[Extracted records]

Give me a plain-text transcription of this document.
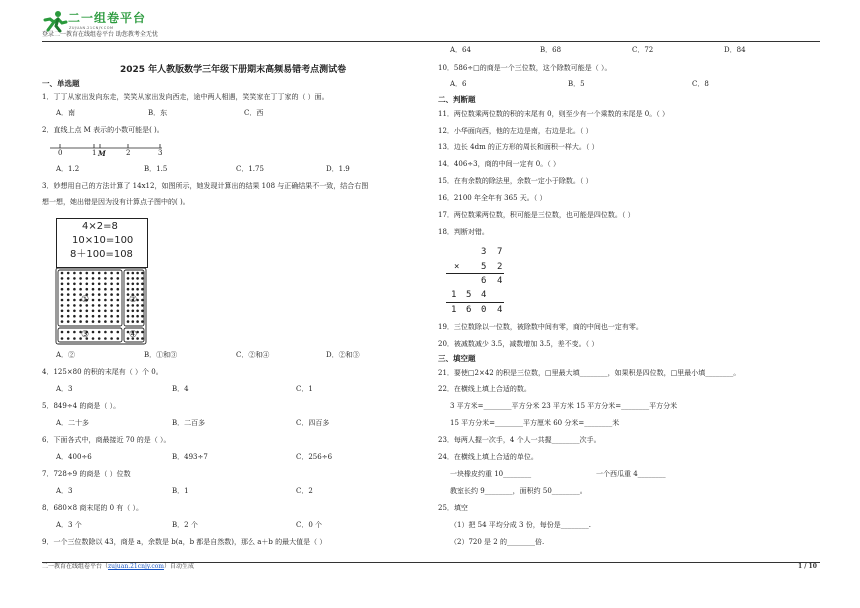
二一组卷平台
ZUJUAN.21CNJY.COM
登录二一教育在线组卷平台 助您教考全无忧
2025 年人教版数学三年级下册期末高频易错考点测试卷
一、单选题
1．丁丁从家出发向东走，笑笑从家出发向西走，途中两人相遇，笑笑家在丁丁家的（ ）面。
A．南	B．东	C．西
2．直线上点 M 表示的小数可能是( )。
0	1 M	2	3
A．1.2	B．1.5	C．1.75	D．1.9
3．妙想用自己的方法计算了 14x12，如图所示，她发现计算出的结果 108 与正确结果不一致，结合右图
想一想，她出错是因为没有计算点子图中的( )。
4×2=8
10×10=100
8＋100=108
①	②
③	④
A．②	B．①和③	C．②和④	D．②和③
4．125×80 的积的末尾有（ ）个 0。
A．3	B．4	C．1
5．849÷4 的商是（ ）。
A．二十多	B．二百多	C．四百多
6．下面各式中，商最接近 70 的是（ ）。
A．400÷6	B．493÷7	C．256÷6
7．728÷9 的商是（ ）位数
A．3	B．1	C．2
8．680×8 商末尾的 0 有（ ）。
A．3 个	B．2 个	C．0 个
9．一个三位数除以 43，商是 a，余数是 b(a，b 都是自然数)，那么 a＋b 的最大值是（ ）
A．64	B．68	C．72	D．84
10．586÷□的商是一个三位数，这个除数可能是（ ）。
A．6	B．5	C．8
二、判断题
11．两位数乘两位数的积的末尾有 0，则至少有一个乘数的末尾是 0。（ ）
12．小华面向西，他的左边是南，右边是北。（ ）
13．边长 4dm 的正方形的周长和面积一样大。（ ）
14．406÷3，商的中间一定有 0。（ ）
15．在有余数的除法里，余数一定小于除数。（ ）
16．2100 年全年有 365 天。（ ）
17．两位数乘两位数，积可能是三位数，也可能是四位数。（ ）
18．判断对错。
3 7
× 5 2
6 4
1 5 4
1 6 0 4
19．三位数除以一位数，被除数中间有零，商的中间也一定有零。
20．被减数减少 3.5，减数增加 3.5，差不变。（ ）
三、填空题
21．要使□2×42 的积是三位数，□里最大填________，如果积是四位数，□里最小填________。
22．在横线上填上合适的数。
3 平方米=________平方分米 23 平方米 15 平方分米=________平方分米
15 平方分米=________平方厘米 60 分米=________米
23．每两人握一次手，4 个人一共握________次手。
24．在横线上填上合适的单位。
一块橡皮约重 10________	一个西瓜重 4________
教室长约 9________，面积约 50________。
25．填空
（1）把 54 平均分成 3 份，每份是________.
（2）720 是 2 的________倍.
二一教育在线组卷平台（zujuan.21cnjy.com）自动生成	1 / 10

WHAT IS BEING ASKED> Output the records above exactly as they are, leaving out the pictures.

FINAL RESULT>
Give me a plain-text transcription of this document.
二一组卷平台
ZUJUAN.21CNJY.COM
登录二一教育在线组卷平台 助您教考全无忧
2025 年人教版数学三年级下册期末高频易错考点测试卷
一、单选题
1．丁丁从家出发向东走，笑笑从家出发向西走，途中两人相遇，笑笑家在丁丁家的（ ）面。
A．南	B．东	C．西
2．直线上点 M 表示的小数可能是( )。
0	1 M	2	3
A．1.2	B．1.5	C．1.75	D．1.9
3．妙想用自己的方法计算了 14x12，如图所示，她发现计算出的结果 108 与正确结果不一致，结合右图
想一想，她出错是因为没有计算点子图中的( )。
4×2=8
10×10=100
8＋100=108
①	②
③	④
A．②	B．①和③	C．②和④	D．②和③
4．125×80 的积的末尾有（ ）个 0。
A．3	B．4	C．1
5．849÷4 的商是（ ）。
A．二十多	B．二百多	C．四百多
6．下面各式中，商最接近 70 的是（ ）。
A．400÷6	B．493÷7	C．256÷6
7．728÷9 的商是（ ）位数
A．3	B．1	C．2
8．680×8 商末尾的 0 有（ ）。
A．3 个	B．2 个	C．0 个
9．一个三位数除以 43，商是 a，余数是 b(a，b 都是自然数)，那么 a＋b 的最大值是（ ）
A．64	B．68	C．72	D．84
10．586÷□的商是一个三位数，这个除数可能是（ ）。
A．6	B．5	C．8
二、判断题
11．两位数乘两位数的积的末尾有 0，则至少有一个乘数的末尾是 0。（ ）
12．小华面向西，他的左边是南，右边是北。（ ）
13．边长 4dm 的正方形的周长和面积一样大。（ ）
14．406÷3，商的中间一定有 0。（ ）
15．在有余数的除法里，余数一定小于除数。（ ）
16．2100 年全年有 365 天。（ ）
17．两位数乘两位数，积可能是三位数，也可能是四位数。（ ）
18．判断对错。
3 7
× 5 2
6 4
1 5 4
1 6 0 4
19．三位数除以一位数，被除数中间有零，商的中间也一定有零。
20．被减数减少 3.5，减数增加 3.5，差不变。（ ）
三、填空题
21．要使□2×42 的积是三位数，□里最大填________，如果积是四位数，□里最小填________。
22．在横线上填上合适的数。
3 平方米=________平方分米 23 平方米 15 平方分米=________平方分米
15 平方分米=________平方厘米 60 分米=________米
23．每两人握一次手，4 个人一共握________次手。
24．在横线上填上合适的单位。
一块橡皮约重 10________	一个西瓜重 4________
教室长约 9________，面积约 50________。
25．填空
（1）把 54 平均分成 3 份，每份是________.
（2）720 是 2 的________倍.
二一教育在线组卷平台（zujuan.21cnjy.com）自动生成	1 / 10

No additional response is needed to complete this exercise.